**Problem**
Using the entries that follow, collect the lines where the word "marker" appears.

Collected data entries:
++++++++++
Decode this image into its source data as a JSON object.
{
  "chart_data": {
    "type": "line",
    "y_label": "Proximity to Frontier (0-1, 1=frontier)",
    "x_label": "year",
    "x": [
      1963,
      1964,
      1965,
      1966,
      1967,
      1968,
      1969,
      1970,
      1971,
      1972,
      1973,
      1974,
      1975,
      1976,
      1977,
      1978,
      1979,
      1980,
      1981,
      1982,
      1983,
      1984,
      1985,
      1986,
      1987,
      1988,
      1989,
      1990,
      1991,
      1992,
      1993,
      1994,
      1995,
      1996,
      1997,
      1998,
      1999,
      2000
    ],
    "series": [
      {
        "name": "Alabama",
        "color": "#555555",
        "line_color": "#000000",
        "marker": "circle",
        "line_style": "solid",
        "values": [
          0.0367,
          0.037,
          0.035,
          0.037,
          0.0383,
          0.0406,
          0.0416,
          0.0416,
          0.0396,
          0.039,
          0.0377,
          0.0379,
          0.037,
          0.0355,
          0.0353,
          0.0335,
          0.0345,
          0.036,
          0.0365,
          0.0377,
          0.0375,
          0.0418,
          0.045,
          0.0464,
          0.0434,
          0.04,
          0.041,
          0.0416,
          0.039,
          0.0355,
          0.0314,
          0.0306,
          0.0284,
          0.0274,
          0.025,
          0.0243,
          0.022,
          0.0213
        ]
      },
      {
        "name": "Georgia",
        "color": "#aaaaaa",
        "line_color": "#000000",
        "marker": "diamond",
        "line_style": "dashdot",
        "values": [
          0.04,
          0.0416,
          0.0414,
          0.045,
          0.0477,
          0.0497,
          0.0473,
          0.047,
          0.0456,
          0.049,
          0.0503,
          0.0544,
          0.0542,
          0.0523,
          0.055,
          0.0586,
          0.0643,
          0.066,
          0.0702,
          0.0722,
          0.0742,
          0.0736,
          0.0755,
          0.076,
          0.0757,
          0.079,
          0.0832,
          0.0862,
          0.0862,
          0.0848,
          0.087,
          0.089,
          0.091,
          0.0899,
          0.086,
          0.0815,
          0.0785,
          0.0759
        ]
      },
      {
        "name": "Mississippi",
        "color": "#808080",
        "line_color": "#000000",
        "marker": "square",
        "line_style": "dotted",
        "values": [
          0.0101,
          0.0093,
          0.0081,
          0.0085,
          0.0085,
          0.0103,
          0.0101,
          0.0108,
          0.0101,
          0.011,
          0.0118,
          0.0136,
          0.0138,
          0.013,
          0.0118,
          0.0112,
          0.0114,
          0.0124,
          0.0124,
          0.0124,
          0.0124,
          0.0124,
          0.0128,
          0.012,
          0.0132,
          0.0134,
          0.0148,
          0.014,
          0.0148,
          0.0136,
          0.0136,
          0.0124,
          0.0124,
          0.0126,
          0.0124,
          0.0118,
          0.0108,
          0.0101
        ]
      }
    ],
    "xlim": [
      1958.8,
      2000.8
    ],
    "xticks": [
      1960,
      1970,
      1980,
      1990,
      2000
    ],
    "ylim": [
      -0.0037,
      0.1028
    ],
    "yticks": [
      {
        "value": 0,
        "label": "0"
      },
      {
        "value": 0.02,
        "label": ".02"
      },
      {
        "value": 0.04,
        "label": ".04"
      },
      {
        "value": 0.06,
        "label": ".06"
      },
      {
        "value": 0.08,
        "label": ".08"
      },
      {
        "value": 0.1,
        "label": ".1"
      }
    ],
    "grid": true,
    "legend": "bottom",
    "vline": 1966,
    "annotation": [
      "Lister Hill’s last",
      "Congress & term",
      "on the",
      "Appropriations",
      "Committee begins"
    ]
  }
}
++++++++++
**Reply**
        "marker": "circle",
        "marker": "diamond",
        "marker": "square",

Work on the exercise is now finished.